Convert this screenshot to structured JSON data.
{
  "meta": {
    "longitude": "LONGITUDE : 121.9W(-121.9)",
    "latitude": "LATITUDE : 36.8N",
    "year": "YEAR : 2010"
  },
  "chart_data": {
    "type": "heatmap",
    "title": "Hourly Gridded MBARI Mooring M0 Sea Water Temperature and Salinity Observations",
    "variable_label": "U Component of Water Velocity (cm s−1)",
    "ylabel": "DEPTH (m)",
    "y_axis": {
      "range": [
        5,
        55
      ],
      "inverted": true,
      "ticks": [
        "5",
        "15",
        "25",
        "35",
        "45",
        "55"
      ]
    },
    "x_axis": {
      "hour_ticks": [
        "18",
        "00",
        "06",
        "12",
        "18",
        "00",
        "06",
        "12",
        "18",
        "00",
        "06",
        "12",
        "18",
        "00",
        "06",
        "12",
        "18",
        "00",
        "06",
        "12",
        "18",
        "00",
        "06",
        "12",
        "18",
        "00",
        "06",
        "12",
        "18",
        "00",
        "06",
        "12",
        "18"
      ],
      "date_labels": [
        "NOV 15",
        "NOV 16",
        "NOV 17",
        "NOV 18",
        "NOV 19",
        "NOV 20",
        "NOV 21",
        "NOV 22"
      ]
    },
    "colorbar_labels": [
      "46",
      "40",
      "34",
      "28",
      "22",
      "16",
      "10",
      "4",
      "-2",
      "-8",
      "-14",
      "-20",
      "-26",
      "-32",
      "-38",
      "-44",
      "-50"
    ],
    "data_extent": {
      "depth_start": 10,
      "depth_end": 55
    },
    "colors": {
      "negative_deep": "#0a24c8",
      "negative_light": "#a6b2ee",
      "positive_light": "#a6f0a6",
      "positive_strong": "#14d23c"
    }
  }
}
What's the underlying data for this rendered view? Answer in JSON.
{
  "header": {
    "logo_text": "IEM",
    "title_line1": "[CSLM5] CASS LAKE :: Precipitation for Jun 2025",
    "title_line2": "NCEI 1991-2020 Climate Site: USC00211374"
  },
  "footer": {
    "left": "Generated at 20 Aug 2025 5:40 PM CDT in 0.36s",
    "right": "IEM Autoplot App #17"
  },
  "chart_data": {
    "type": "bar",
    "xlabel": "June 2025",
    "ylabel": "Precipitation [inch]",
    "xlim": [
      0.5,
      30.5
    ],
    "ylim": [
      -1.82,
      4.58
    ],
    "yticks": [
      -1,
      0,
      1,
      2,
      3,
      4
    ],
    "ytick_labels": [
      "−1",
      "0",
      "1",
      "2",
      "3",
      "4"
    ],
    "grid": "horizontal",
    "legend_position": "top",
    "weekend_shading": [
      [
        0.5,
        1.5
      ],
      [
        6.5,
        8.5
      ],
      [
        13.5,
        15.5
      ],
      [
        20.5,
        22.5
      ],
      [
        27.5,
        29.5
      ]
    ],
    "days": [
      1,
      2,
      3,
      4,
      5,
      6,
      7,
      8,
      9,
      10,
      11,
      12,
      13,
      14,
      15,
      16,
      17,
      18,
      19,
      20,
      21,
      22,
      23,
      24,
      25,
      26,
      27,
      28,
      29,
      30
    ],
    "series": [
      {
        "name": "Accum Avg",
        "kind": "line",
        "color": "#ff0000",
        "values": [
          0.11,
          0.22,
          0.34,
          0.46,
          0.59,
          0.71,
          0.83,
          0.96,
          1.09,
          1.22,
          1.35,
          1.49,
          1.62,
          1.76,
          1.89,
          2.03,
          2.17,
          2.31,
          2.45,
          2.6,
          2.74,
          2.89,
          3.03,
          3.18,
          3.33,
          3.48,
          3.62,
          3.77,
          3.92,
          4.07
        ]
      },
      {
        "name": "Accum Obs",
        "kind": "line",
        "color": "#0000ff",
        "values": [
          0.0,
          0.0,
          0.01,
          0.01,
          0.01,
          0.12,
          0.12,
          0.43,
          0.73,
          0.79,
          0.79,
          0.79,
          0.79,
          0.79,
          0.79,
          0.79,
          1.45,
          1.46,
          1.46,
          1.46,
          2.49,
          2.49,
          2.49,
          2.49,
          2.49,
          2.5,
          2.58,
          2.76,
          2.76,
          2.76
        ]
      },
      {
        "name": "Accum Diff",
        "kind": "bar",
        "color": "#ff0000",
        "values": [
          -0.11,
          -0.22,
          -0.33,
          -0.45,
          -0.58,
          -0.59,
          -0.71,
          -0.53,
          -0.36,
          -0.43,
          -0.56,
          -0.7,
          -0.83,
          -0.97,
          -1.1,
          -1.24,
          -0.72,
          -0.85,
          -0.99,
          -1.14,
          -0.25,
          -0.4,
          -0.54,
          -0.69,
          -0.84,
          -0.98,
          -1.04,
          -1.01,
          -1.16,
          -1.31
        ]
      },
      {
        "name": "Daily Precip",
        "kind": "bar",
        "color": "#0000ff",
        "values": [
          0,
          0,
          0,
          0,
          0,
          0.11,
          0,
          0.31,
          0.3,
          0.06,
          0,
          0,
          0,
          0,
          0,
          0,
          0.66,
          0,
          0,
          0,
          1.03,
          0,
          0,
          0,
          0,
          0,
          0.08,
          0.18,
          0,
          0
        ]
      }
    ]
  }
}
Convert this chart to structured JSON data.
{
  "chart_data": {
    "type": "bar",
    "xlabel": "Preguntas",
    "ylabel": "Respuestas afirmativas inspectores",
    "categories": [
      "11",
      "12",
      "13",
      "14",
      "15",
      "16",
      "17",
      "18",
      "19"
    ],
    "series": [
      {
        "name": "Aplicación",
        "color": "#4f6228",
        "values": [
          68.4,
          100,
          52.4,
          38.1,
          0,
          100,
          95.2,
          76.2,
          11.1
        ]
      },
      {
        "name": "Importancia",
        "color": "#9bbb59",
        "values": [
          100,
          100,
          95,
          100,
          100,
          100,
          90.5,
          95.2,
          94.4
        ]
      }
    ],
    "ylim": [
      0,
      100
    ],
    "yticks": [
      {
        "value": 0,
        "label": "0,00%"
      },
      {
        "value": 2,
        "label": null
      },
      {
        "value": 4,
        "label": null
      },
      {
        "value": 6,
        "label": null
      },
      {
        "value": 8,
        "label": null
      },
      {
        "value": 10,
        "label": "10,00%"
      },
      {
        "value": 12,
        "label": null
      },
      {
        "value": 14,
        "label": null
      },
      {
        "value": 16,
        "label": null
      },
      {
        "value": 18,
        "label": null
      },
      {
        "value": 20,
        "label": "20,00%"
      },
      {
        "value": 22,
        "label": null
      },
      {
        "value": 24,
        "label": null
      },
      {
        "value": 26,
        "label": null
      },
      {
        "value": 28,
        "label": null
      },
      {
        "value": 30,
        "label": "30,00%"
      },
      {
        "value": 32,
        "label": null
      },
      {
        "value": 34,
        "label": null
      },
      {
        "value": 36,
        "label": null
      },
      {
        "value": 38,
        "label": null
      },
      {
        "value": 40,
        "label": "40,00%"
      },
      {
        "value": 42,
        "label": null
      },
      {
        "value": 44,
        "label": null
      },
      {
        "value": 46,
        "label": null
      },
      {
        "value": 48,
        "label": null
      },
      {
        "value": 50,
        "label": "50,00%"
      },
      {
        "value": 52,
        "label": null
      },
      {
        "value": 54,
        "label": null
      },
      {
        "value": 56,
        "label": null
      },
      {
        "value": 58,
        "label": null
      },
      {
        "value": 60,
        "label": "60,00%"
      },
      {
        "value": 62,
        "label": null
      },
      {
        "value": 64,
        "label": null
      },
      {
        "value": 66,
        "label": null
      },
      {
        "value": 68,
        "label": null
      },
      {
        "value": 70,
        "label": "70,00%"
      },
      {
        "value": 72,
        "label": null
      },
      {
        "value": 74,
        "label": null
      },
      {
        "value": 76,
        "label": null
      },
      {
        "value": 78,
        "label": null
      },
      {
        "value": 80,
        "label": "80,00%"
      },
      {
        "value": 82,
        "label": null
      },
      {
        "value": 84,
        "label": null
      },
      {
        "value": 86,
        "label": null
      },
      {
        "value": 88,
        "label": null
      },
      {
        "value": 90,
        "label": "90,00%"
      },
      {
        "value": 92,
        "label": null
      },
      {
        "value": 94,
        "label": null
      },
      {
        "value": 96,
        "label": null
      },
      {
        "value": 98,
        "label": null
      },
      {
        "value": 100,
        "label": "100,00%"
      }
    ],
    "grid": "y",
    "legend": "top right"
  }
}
--------------------------------------------------
Look through the entries and find each line that has the string "Convert". Copy those lines.

Convert this screenshot to structured JSON data.
Convert this chart to structured JSON data.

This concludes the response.